Data:
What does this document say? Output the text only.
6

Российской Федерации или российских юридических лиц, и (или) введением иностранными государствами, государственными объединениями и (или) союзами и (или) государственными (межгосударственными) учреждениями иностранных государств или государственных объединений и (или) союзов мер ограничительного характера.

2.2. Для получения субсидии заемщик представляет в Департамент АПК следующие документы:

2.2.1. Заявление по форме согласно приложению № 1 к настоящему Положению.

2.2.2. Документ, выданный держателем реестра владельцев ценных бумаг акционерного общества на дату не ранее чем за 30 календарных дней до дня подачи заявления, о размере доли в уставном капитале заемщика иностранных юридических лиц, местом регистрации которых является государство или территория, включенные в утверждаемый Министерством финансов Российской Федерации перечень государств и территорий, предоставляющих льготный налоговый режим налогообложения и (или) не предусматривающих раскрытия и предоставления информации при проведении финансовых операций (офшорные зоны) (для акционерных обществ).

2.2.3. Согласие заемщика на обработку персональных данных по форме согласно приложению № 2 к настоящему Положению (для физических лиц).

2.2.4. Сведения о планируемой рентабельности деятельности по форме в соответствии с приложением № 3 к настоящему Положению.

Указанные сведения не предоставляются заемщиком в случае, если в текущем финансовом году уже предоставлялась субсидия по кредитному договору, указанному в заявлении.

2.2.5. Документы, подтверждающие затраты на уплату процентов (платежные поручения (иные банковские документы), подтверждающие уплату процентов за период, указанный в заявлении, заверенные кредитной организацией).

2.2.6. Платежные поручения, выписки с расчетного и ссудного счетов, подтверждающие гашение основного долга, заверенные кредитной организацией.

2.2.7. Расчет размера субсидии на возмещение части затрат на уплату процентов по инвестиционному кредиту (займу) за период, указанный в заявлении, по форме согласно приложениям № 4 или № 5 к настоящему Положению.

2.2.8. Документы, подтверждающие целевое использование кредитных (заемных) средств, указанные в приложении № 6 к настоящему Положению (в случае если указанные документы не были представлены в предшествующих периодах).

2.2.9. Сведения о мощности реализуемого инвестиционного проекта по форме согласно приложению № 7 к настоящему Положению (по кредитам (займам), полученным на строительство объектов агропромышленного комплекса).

==

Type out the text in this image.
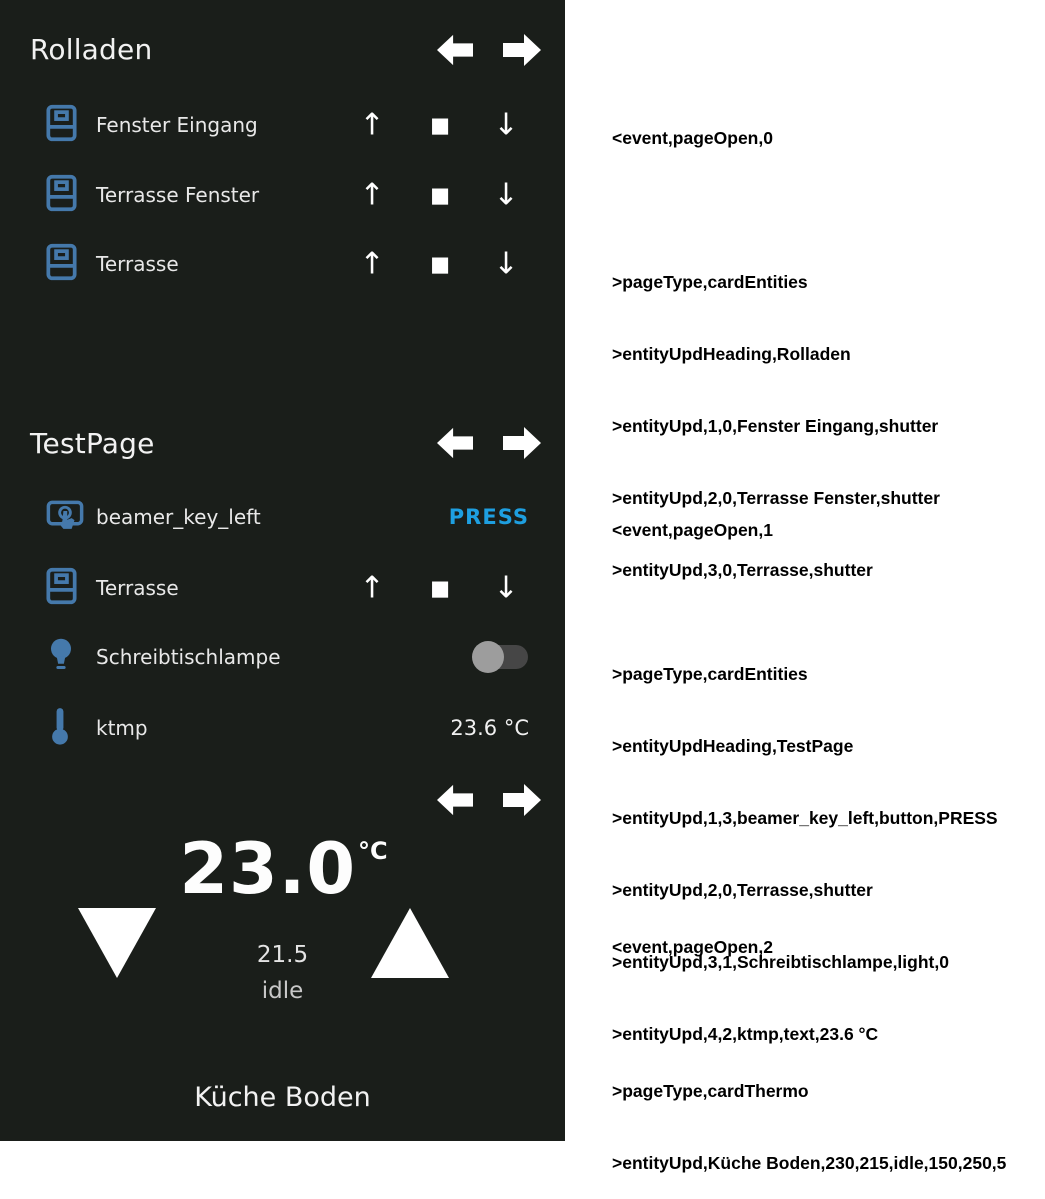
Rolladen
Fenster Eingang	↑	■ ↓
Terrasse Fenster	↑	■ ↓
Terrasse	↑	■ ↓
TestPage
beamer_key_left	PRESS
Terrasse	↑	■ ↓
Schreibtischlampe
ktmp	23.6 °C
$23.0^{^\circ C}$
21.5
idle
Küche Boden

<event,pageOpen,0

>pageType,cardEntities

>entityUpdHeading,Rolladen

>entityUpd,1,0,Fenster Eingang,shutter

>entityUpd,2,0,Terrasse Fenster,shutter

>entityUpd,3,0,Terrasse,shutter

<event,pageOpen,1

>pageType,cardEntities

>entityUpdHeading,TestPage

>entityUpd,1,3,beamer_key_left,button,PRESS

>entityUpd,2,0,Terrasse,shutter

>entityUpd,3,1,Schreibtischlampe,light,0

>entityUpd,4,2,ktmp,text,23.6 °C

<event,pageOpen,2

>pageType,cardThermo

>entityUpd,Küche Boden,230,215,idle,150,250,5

Work required: Go through the records. Copy each line where "Terrasse" appears.

Task output:
Terrasse Fenster	↑	■ ↓
Terrasse	↑	■ ↓
Terrasse	↑	■ ↓
>entityUpd,2,0,Terrasse Fenster,shutter
>entityUpd,3,0,Terrasse,shutter
>entityUpd,2,0,Terrasse,shutter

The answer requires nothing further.